* To do
For the material that follows, list every line containing the word "deux".

* Input rows

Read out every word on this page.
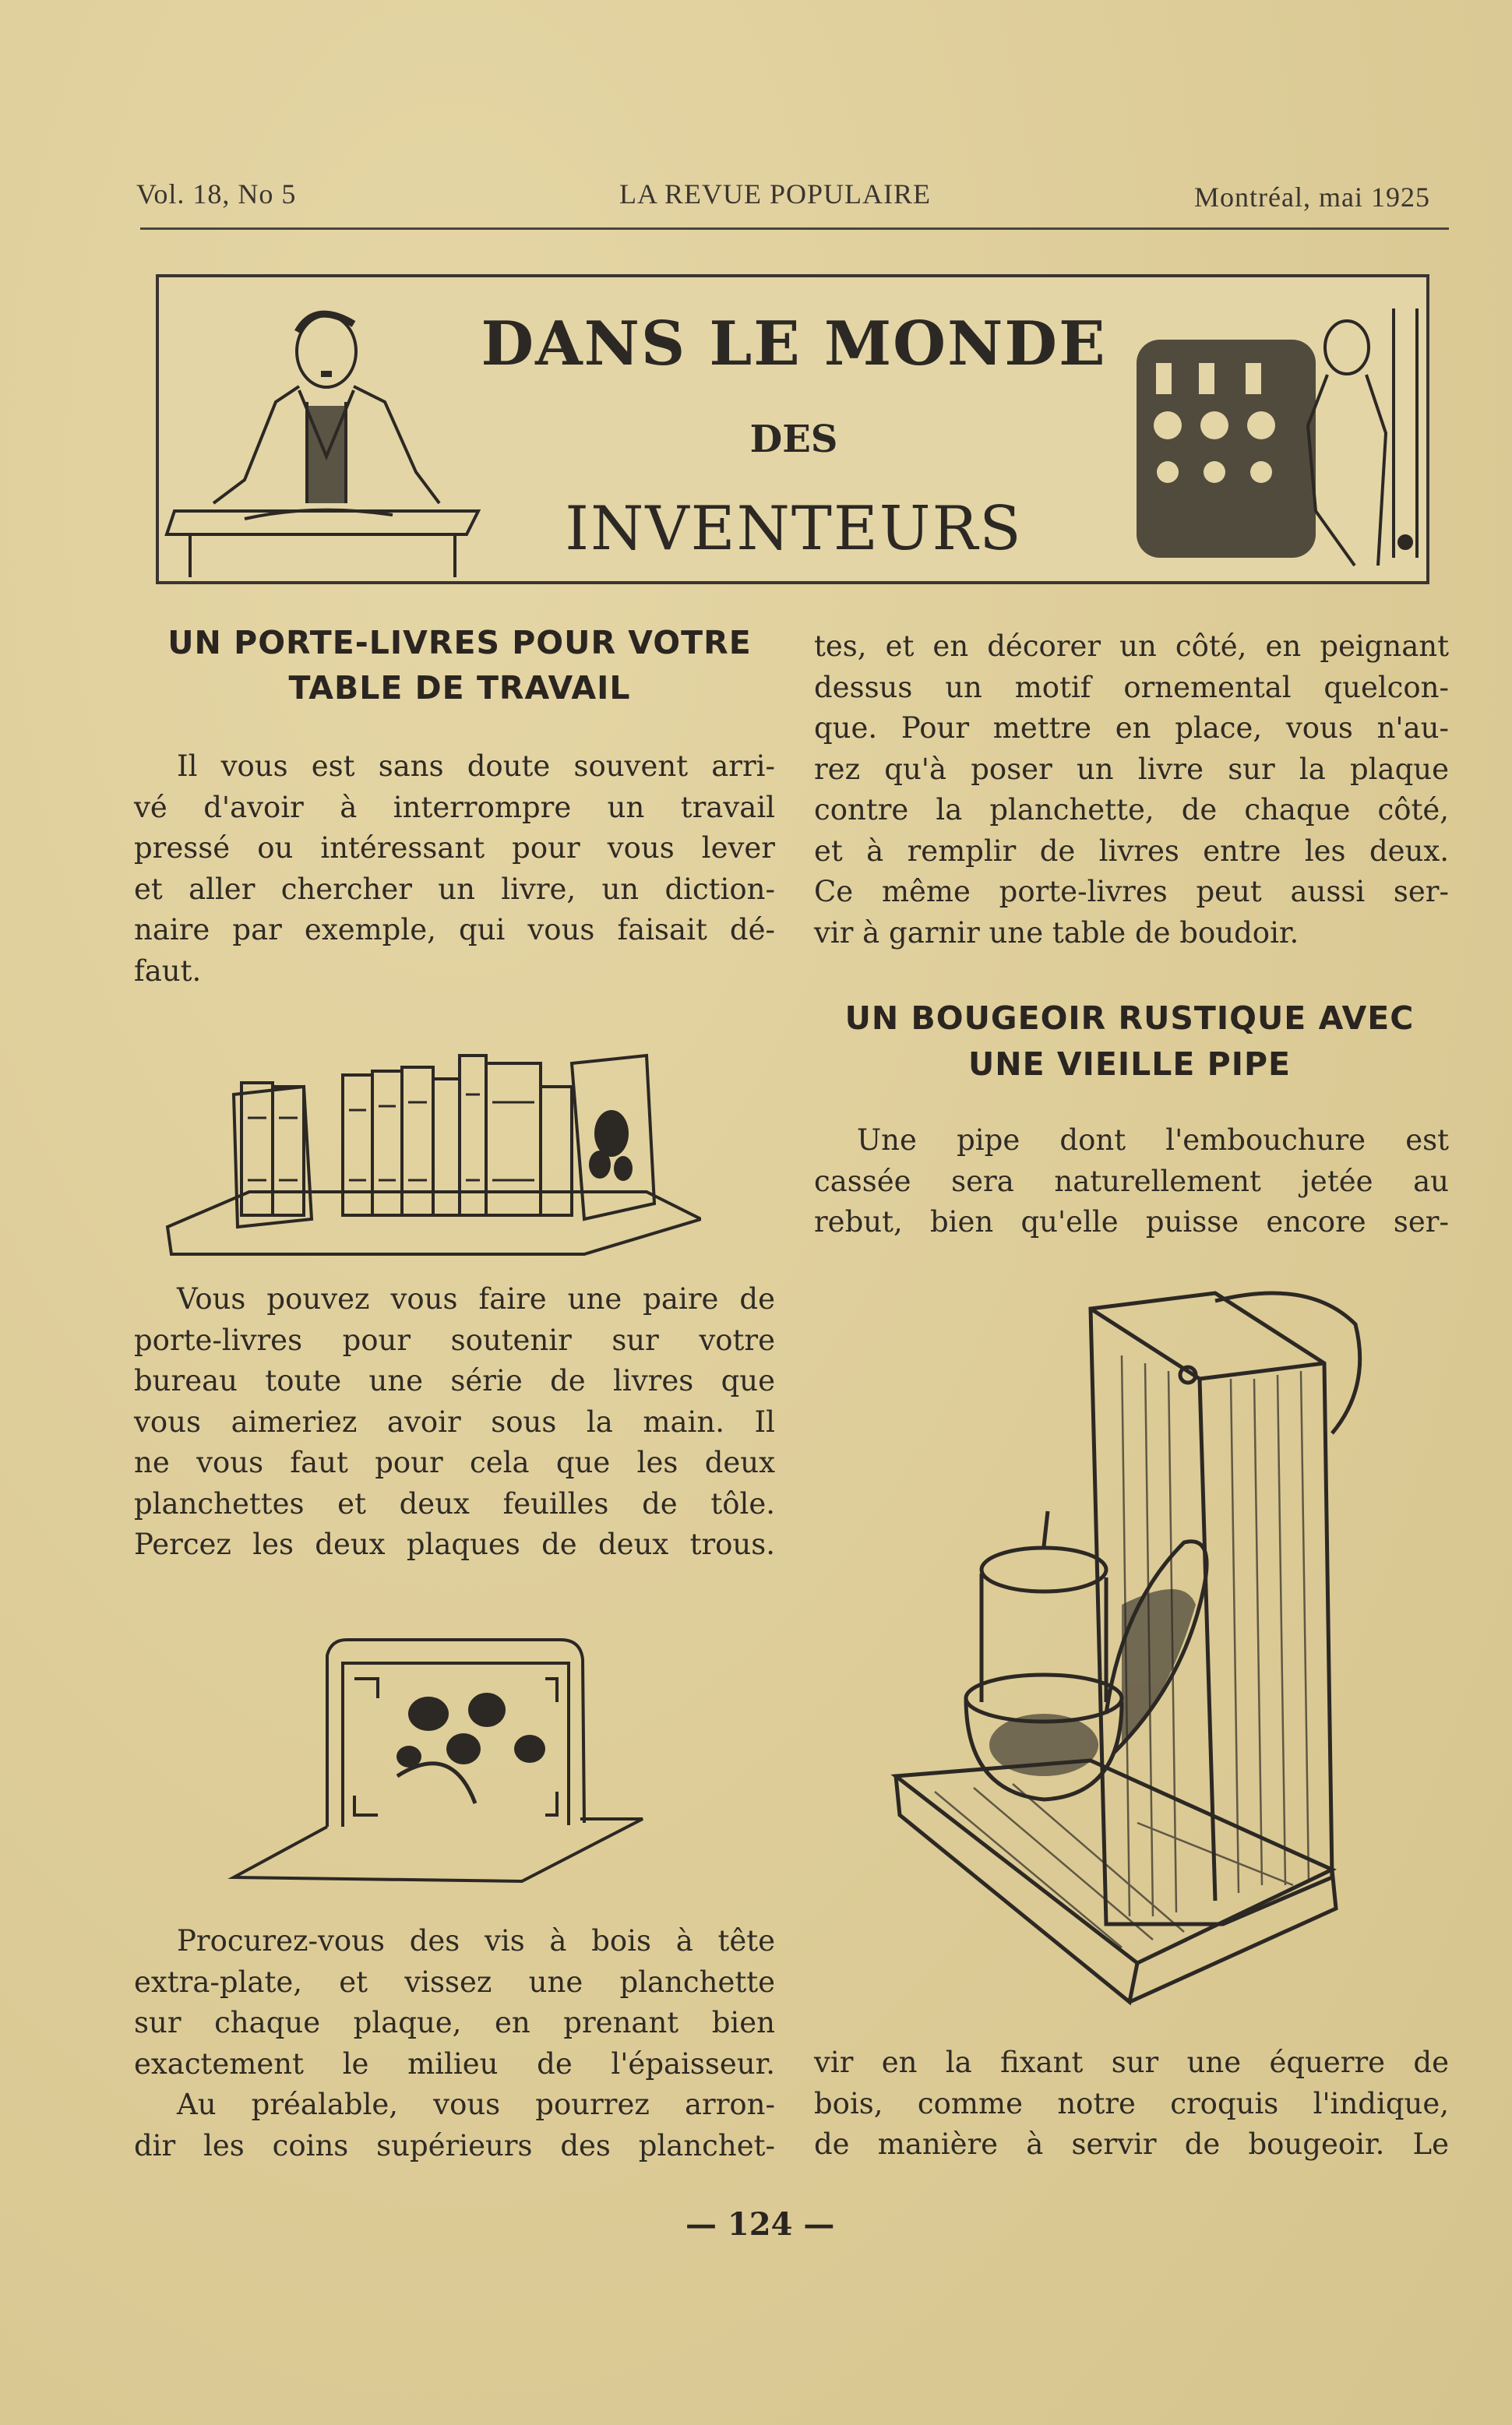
Vol. 18, No 5	LA REVUE POPULAIRE	Montréal, mai 1925
DANS LE MONDE
DES
INVENTEURS
UN PORTE-LIVRES POUR VOTRE
TABLE DE TRAVAIL
Il vous est sans doute souvent arri-
vé d'avoir à interrompre un travail
pressé ou intéressant pour vous lever
et aller chercher un livre, un diction-
naire par exemple, qui vous faisait dé-
faut.
Vous pouvez vous faire une paire de
porte-livres pour soutenir sur votre
bureau toute une série de livres que
vous aimeriez avoir sous la main. Il
ne vous faut pour cela que les deux
planchettes et deux feuilles de tôle.
Percez les deux plaques de deux trous.
Procurez-vous des vis à bois à tête
extra-plate, et vissez une planchette
sur chaque plaque, en prenant bien
exactement le milieu de l'épaisseur.
Au préalable, vous pourrez arron-
dir les coins supérieurs des planchet-
tes, et en décorer un côté, en peignant
dessus un motif ornemental quelcon-
que. Pour mettre en place, vous n'au-
rez qu'à poser un livre sur la plaque
contre la planchette, de chaque côté,
et à remplir de livres entre les deux.
Ce même porte-livres peut aussi ser-
vir à garnir une table de boudoir.
UN BOUGEOIR RUSTIQUE AVEC
UNE VIEILLE PIPE
Une pipe dont l'embouchure est
cassée sera naturellement jetée au
rebut, bien qu'elle puisse encore ser-
vir en la fixant sur une équerre de
bois, comme notre croquis l'indique,
de manière à servir de bougeoir. Le
— 124 —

* Exercise answer
ne vous faut pour cela que les deux
planchettes et deux feuilles de tôle.
Percez les deux plaques de deux trous.
et à remplir de livres entre les deux.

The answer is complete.